- **What needs to be done**
Go through the entries below and print each one exactly, leaving out pictures.

++++++++++++++++++++

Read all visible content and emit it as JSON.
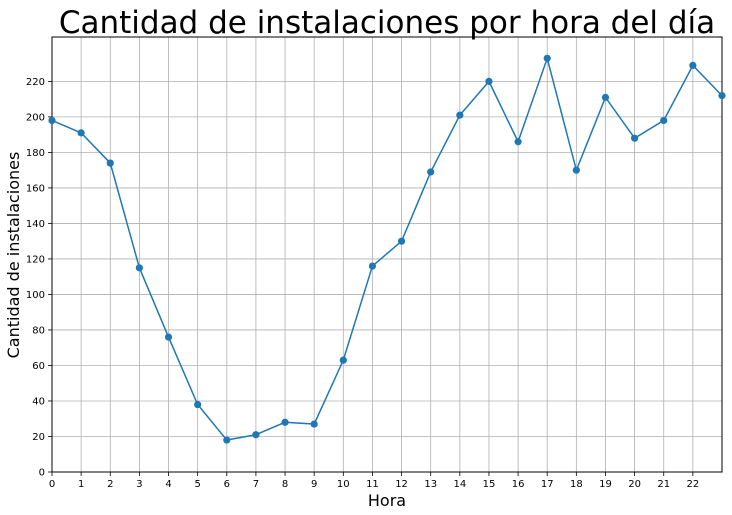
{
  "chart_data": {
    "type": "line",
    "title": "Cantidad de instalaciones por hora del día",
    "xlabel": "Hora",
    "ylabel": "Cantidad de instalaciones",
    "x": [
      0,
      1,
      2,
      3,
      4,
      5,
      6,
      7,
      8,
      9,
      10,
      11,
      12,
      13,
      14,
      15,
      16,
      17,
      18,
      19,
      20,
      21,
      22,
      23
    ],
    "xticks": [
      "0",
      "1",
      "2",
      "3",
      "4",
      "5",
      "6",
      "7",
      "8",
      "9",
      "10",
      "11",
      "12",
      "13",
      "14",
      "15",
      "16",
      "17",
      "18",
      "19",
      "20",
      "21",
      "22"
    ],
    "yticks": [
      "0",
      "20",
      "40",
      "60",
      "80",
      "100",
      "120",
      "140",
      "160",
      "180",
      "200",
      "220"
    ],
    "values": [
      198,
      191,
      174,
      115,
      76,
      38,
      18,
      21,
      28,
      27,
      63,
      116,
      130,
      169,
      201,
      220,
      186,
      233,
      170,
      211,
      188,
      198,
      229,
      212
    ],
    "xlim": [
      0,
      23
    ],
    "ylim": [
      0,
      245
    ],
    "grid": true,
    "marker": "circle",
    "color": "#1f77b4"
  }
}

++++++++++++++++++++

- **Solution**
Read all visible content and emit it as JSON.
{
  "chart_data": {
    "type": "line",
    "title": "Cantidad de instalaciones por hora del día",
    "xlabel": "Hora",
    "ylabel": "Cantidad de instalaciones",
    "x": [
      0,
      1,
      2,
      3,
      4,
      5,
      6,
      7,
      8,
      9,
      10,
      11,
      12,
      13,
      14,
      15,
      16,
      17,
      18,
      19,
      20,
      21,
      22,
      23
    ],
    "xticks": [
      "0",
      "1",
      "2",
      "3",
      "4",
      "5",
      "6",
      "7",
      "8",
      "9",
      "10",
      "11",
      "12",
      "13",
      "14",
      "15",
      "16",
      "17",
      "18",
      "19",
      "20",
      "21",
      "22"
    ],
    "yticks": [
      "0",
      "20",
      "40",
      "60",
      "80",
      "100",
      "120",
      "140",
      "160",
      "180",
      "200",
      "220"
    ],
    "values": [
      198,
      191,
      174,
      115,
      76,
      38,
      18,
      21,
      28,
      27,
      63,
      116,
      130,
      169,
      201,
      220,
      186,
      233,
      170,
      211,
      188,
      198,
      229,
      212
    ],
    "xlim": [
      0,
      23
    ],
    "ylim": [
      0,
      245
    ],
    "grid": true,
    "marker": "circle",
    "color": "#1f77b4"
  }
}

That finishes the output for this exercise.